━━ PROVIDED RECORDS

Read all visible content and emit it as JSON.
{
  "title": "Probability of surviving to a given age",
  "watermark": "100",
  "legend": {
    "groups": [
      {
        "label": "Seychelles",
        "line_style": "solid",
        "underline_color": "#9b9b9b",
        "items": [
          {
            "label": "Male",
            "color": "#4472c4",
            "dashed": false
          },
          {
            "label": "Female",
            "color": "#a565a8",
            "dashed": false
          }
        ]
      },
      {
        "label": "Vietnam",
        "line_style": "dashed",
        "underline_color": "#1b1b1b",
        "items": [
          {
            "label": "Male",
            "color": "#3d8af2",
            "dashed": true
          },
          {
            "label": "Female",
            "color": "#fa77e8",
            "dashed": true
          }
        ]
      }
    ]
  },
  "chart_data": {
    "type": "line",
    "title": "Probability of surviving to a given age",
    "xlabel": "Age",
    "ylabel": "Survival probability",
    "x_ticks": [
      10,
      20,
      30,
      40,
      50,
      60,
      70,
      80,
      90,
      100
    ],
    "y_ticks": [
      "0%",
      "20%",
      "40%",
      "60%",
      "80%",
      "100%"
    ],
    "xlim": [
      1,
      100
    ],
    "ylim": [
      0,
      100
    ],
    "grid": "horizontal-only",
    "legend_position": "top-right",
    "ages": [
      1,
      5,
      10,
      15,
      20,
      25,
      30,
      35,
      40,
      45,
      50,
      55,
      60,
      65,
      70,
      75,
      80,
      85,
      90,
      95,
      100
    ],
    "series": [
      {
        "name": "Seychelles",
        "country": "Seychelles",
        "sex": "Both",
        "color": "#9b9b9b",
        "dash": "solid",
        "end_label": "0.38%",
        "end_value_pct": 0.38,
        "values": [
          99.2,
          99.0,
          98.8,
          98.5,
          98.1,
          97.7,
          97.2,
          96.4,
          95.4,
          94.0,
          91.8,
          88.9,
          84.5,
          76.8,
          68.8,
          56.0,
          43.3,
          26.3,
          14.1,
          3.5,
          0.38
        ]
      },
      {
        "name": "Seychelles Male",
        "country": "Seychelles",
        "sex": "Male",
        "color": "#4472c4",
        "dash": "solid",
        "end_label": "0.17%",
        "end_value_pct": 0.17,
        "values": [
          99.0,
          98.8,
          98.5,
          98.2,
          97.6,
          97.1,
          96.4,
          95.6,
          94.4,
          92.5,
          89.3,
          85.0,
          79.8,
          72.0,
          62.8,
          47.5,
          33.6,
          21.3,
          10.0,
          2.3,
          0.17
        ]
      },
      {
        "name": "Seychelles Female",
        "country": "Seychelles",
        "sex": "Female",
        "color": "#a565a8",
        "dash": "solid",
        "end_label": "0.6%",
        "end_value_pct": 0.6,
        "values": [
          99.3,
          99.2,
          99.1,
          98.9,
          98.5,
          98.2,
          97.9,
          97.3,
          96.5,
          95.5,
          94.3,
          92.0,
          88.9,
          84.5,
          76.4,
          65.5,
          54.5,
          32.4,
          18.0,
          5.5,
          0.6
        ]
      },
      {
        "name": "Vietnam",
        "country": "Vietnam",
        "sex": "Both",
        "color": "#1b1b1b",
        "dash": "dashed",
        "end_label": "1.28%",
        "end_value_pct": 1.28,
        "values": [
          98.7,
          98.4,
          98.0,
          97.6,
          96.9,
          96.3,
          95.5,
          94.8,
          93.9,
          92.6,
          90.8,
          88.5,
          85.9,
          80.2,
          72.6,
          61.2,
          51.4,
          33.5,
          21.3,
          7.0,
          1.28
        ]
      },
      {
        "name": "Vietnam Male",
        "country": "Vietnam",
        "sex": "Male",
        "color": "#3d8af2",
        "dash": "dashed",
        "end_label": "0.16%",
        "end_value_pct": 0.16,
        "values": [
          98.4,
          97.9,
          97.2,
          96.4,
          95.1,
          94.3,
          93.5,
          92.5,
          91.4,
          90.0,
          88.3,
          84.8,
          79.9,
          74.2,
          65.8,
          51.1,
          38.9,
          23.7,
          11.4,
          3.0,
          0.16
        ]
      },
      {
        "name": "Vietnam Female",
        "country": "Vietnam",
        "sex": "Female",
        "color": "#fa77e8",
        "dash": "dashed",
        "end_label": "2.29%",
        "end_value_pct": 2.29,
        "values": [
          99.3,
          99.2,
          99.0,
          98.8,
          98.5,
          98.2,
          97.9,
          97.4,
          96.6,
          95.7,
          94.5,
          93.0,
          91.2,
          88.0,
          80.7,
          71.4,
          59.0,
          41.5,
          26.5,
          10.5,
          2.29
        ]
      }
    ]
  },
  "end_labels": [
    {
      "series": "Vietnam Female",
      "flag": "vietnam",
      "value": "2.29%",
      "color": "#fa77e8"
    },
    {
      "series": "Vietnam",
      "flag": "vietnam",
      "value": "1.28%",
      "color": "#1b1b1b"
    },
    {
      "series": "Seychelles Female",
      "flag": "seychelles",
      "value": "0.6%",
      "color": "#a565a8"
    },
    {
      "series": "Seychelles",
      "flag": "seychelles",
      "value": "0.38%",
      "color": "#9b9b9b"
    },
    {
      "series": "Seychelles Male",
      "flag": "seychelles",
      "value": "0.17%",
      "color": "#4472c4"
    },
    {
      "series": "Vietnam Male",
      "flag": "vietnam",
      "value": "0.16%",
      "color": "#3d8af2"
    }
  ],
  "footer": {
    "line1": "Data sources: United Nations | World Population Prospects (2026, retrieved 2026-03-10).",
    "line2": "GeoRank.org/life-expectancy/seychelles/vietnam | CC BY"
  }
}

━━━━

• [SHORT EXERCISE]
Quote all of the entries verbatim.

• [RESULT OF THE EXERCISE]
Read all visible content and emit it as JSON.
{
  "title": "Probability of surviving to a given age",
  "watermark": "100",
  "legend": {
    "groups": [
      {
        "label": "Seychelles",
        "line_style": "solid",
        "underline_color": "#9b9b9b",
        "items": [
          {
            "label": "Male",
            "color": "#4472c4",
            "dashed": false
          },
          {
            "label": "Female",
            "color": "#a565a8",
            "dashed": false
          }
        ]
      },
      {
        "label": "Vietnam",
        "line_style": "dashed",
        "underline_color": "#1b1b1b",
        "items": [
          {
            "label": "Male",
            "color": "#3d8af2",
            "dashed": true
          },
          {
            "label": "Female",
            "color": "#fa77e8",
            "dashed": true
          }
        ]
      }
    ]
  },
  "chart_data": {
    "type": "line",
    "title": "Probability of surviving to a given age",
    "xlabel": "Age",
    "ylabel": "Survival probability",
    "x_ticks": [
      10,
      20,
      30,
      40,
      50,
      60,
      70,
      80,
      90,
      100
    ],
    "y_ticks": [
      "0%",
      "20%",
      "40%",
      "60%",
      "80%",
      "100%"
    ],
    "xlim": [
      1,
      100
    ],
    "ylim": [
      0,
      100
    ],
    "grid": "horizontal-only",
    "legend_position": "top-right",
    "ages": [
      1,
      5,
      10,
      15,
      20,
      25,
      30,
      35,
      40,
      45,
      50,
      55,
      60,
      65,
      70,
      75,
      80,
      85,
      90,
      95,
      100
    ],
    "series": [
      {
        "name": "Seychelles",
        "country": "Seychelles",
        "sex": "Both",
        "color": "#9b9b9b",
        "dash": "solid",
        "end_label": "0.38%",
        "end_value_pct": 0.38,
        "values": [
          99.2,
          99.0,
          98.8,
          98.5,
          98.1,
          97.7,
          97.2,
          96.4,
          95.4,
          94.0,
          91.8,
          88.9,
          84.5,
          76.8,
          68.8,
          56.0,
          43.3,
          26.3,
          14.1,
          3.5,
          0.38
        ]
      },
      {
        "name": "Seychelles Male",
        "country": "Seychelles",
        "sex": "Male",
        "color": "#4472c4",
        "dash": "solid",
        "end_label": "0.17%",
        "end_value_pct": 0.17,
        "values": [
          99.0,
          98.8,
          98.5,
          98.2,
          97.6,
          97.1,
          96.4,
          95.6,
          94.4,
          92.5,
          89.3,
          85.0,
          79.8,
          72.0,
          62.8,
          47.5,
          33.6,
          21.3,
          10.0,
          2.3,
          0.17
        ]
      },
      {
        "name": "Seychelles Female",
        "country": "Seychelles",
        "sex": "Female",
        "color": "#a565a8",
        "dash": "solid",
        "end_label": "0.6%",
        "end_value_pct": 0.6,
        "values": [
          99.3,
          99.2,
          99.1,
          98.9,
          98.5,
          98.2,
          97.9,
          97.3,
          96.5,
          95.5,
          94.3,
          92.0,
          88.9,
          84.5,
          76.4,
          65.5,
          54.5,
          32.4,
          18.0,
          5.5,
          0.6
        ]
      },
      {
        "name": "Vietnam",
        "country": "Vietnam",
        "sex": "Both",
        "color": "#1b1b1b",
        "dash": "dashed",
        "end_label": "1.28%",
        "end_value_pct": 1.28,
        "values": [
          98.7,
          98.4,
          98.0,
          97.6,
          96.9,
          96.3,
          95.5,
          94.8,
          93.9,
          92.6,
          90.8,
          88.5,
          85.9,
          80.2,
          72.6,
          61.2,
          51.4,
          33.5,
          21.3,
          7.0,
          1.28
        ]
      },
      {
        "name": "Vietnam Male",
        "country": "Vietnam",
        "sex": "Male",
        "color": "#3d8af2",
        "dash": "dashed",
        "end_label": "0.16%",
        "end_value_pct": 0.16,
        "values": [
          98.4,
          97.9,
          97.2,
          96.4,
          95.1,
          94.3,
          93.5,
          92.5,
          91.4,
          90.0,
          88.3,
          84.8,
          79.9,
          74.2,
          65.8,
          51.1,
          38.9,
          23.7,
          11.4,
          3.0,
          0.16
        ]
      },
      {
        "name": "Vietnam Female",
        "country": "Vietnam",
        "sex": "Female",
        "color": "#fa77e8",
        "dash": "dashed",
        "end_label": "2.29%",
        "end_value_pct": 2.29,
        "values": [
          99.3,
          99.2,
          99.0,
          98.8,
          98.5,
          98.2,
          97.9,
          97.4,
          96.6,
          95.7,
          94.5,
          93.0,
          91.2,
          88.0,
          80.7,
          71.4,
          59.0,
          41.5,
          26.5,
          10.5,
          2.29
        ]
      }
    ]
  },
  "end_labels": [
    {
      "series": "Vietnam Female",
      "flag": "vietnam",
      "value": "2.29%",
      "color": "#fa77e8"
    },
    {
      "series": "Vietnam",
      "flag": "vietnam",
      "value": "1.28%",
      "color": "#1b1b1b"
    },
    {
      "series": "Seychelles Female",
      "flag": "seychelles",
      "value": "0.6%",
      "color": "#a565a8"
    },
    {
      "series": "Seychelles",
      "flag": "seychelles",
      "value": "0.38%",
      "color": "#9b9b9b"
    },
    {
      "series": "Seychelles Male",
      "flag": "seychelles",
      "value": "0.17%",
      "color": "#4472c4"
    },
    {
      "series": "Vietnam Male",
      "flag": "vietnam",
      "value": "0.16%",
      "color": "#3d8af2"
    }
  ],
  "footer": {
    "line1": "Data sources: United Nations | World Population Prospects (2026, retrieved 2026-03-10).",
    "line2": "GeoRank.org/life-expectancy/seychelles/vietnam | CC BY"
  }
}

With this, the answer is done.